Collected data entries
========================================
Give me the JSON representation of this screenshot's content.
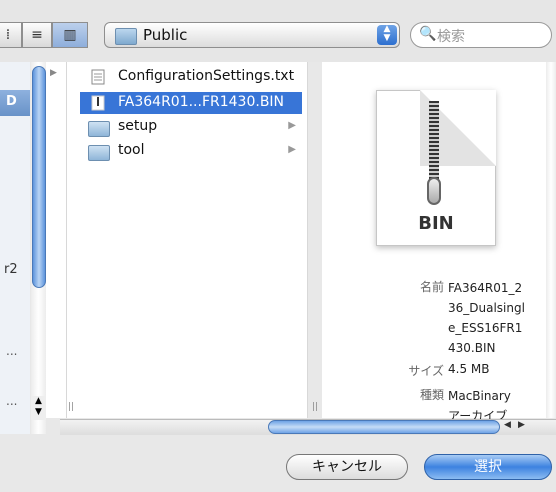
{
  "toolbar": {
    "view_modes": [
      "list",
      "columns"
    ],
    "location": "Public",
    "search_placeholder": "検索",
    "search_icon": "magnifier-icon"
  },
  "sidebar": {
    "labels": [
      "D",
      "r2",
      "...",
      "..."
    ]
  },
  "file_list": {
    "items": [
      {
        "name": "ConfigurationSettings.txt",
        "type": "text-file-icon",
        "has_children": false,
        "selected": false
      },
      {
        "name": "FA364R01...FR1430.BIN",
        "type": "binary-file-icon",
        "has_children": false,
        "selected": true
      },
      {
        "name": "setup",
        "type": "folder-icon",
        "has_children": true,
        "selected": false
      },
      {
        "name": "tool",
        "type": "folder-icon",
        "has_children": true,
        "selected": false
      }
    ]
  },
  "preview": {
    "icon_label": "BIN",
    "info": [
      {
        "key": "名前",
        "value_lines": [
          "FA364R01_2",
          "36_Dualsingl",
          "e_ESS16FR1",
          "430.BIN"
        ]
      },
      {
        "key": "サイズ",
        "value_lines": [
          "4.5 MB"
        ]
      },
      {
        "key": "種類",
        "value_lines": [
          "MacBinary",
          "アーカイブ"
        ]
      }
    ]
  },
  "buttons": {
    "cancel": "キャンセル",
    "choose": "選択"
  },
  "colors": {
    "selection": "#3875d7",
    "accent": "#3d82e0"
  }
}
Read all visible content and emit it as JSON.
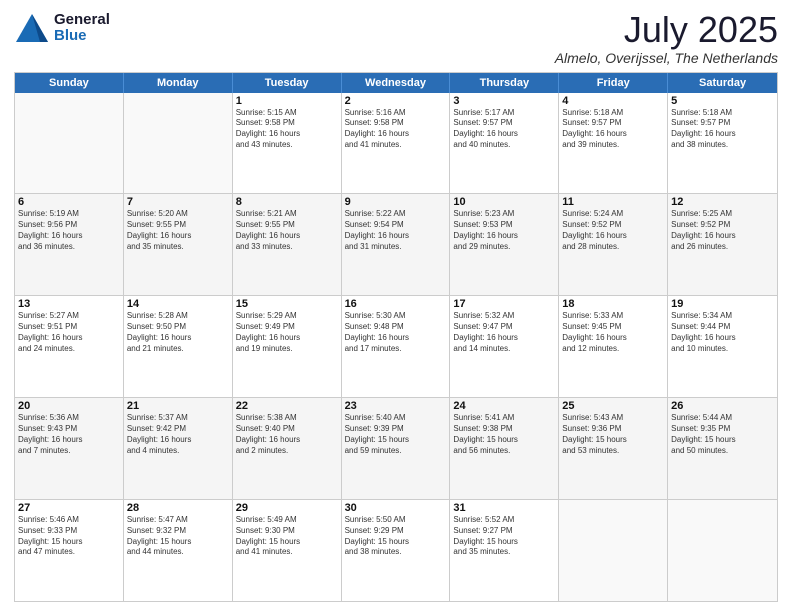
========================================
* _Goal_:
Using the records above, say how many lines include the string "content". Only the number is wanted.

* _Completed task_:
2